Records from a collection
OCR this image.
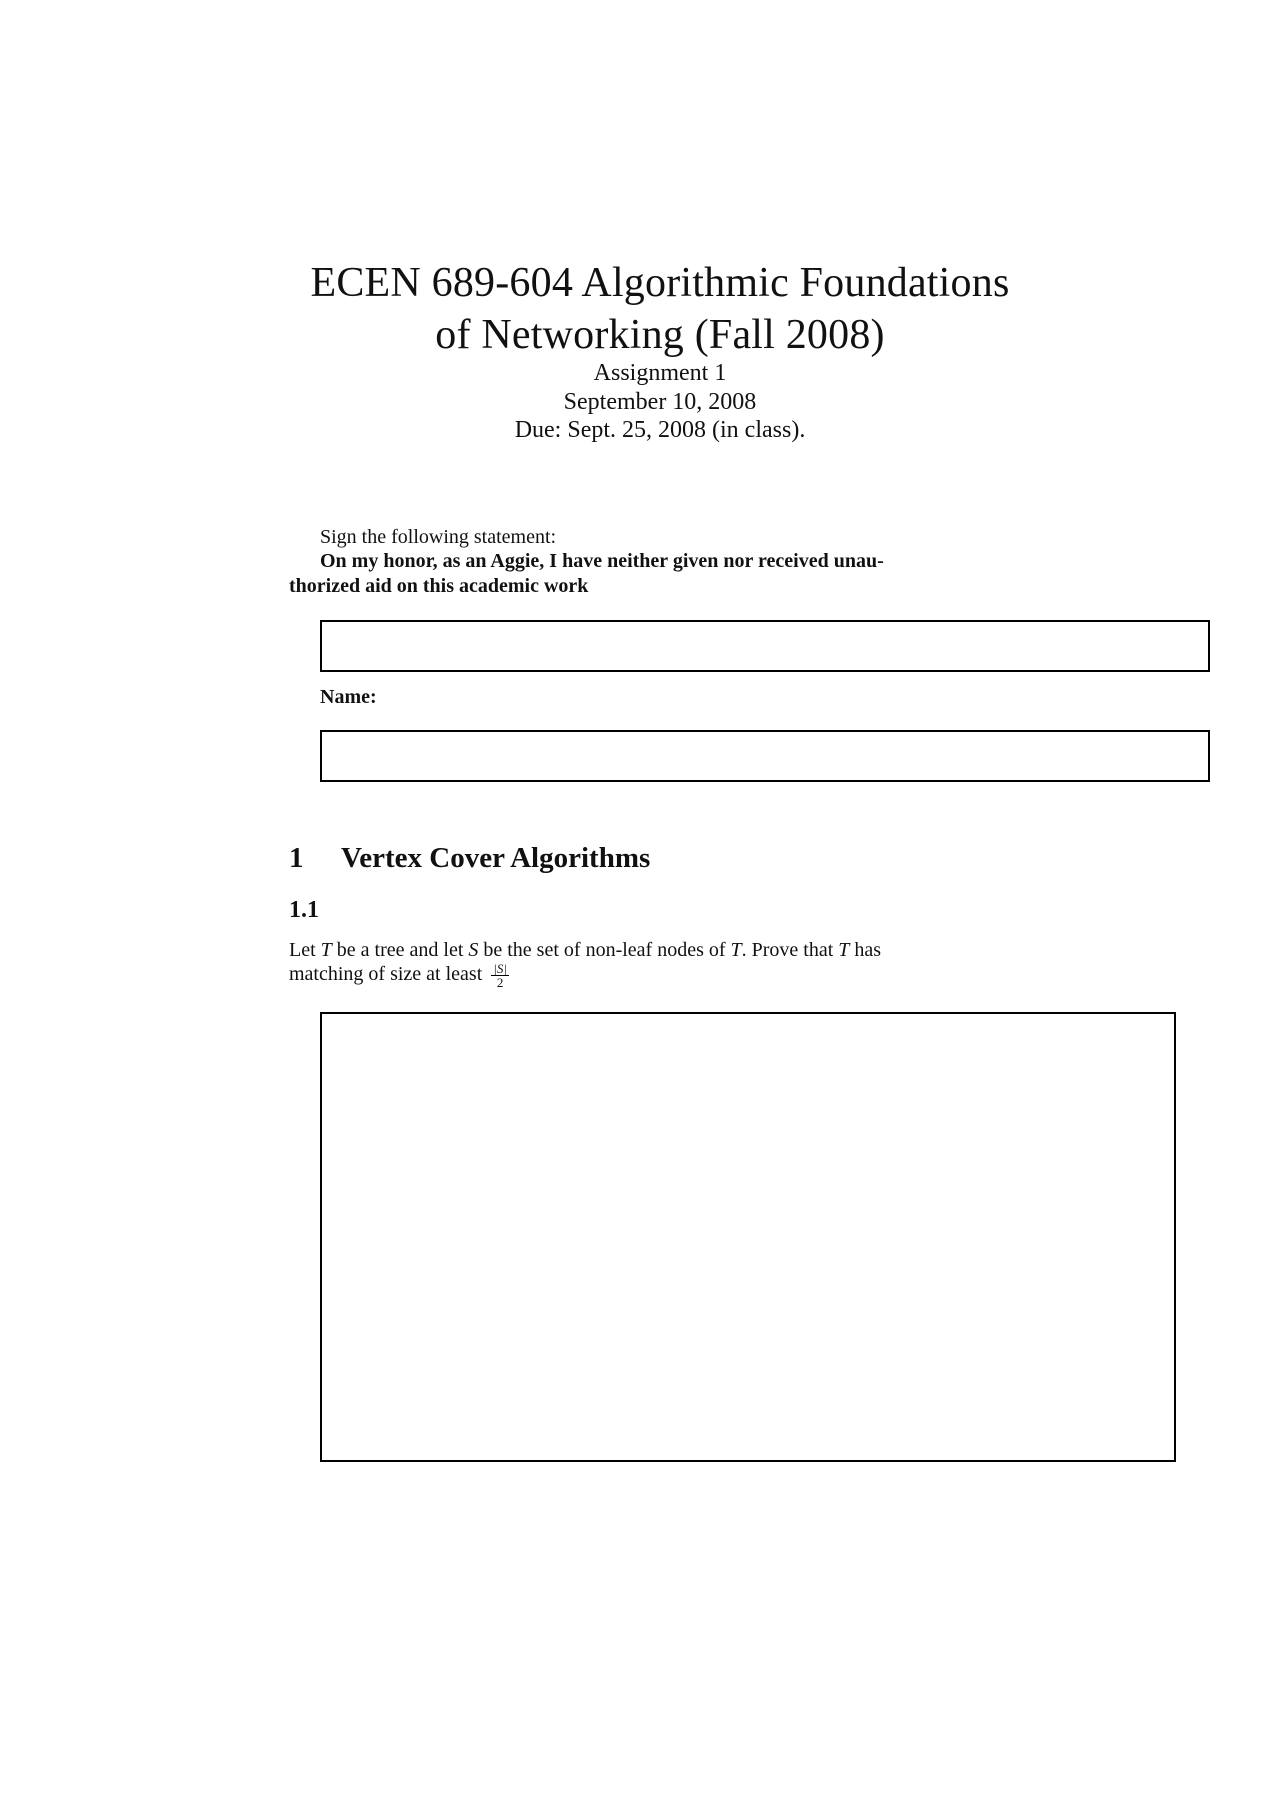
ECEN 689-604 Algorithmic Foundations
of Networking (Fall 2008)
Assignment 1
September 10, 2008
Due: Sept. 25, 2008 (in class).
Sign the following statement:
On my honor, as an Aggie, I have neither given nor received unau-
thorized aid on this academic work
Name:
1 Vertex Cover Algorithms
1.1
Let T be a tree and let S be the set of non-leaf nodes of T. Prove that T has
matching of size at least $\frac{|S|}{2}$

Task brief
Copy all the entries word for word. Omit any pictures.

Response to this task
OCR this image.
ECEN 689-604 Algorithmic Foundations
of Networking (Fall 2008)
Assignment 1
September 10, 2008
Due: Sept. 25, 2008 (in class).
Sign the following statement:
On my honor, as an Aggie, I have neither given nor received unau-
thorized aid on this academic work
Name:
1 Vertex Cover Algorithms
1.1
Let T be a tree and let S be the set of non-leaf nodes of T. Prove that T has
matching of size at least $\frac{|S|}{2}$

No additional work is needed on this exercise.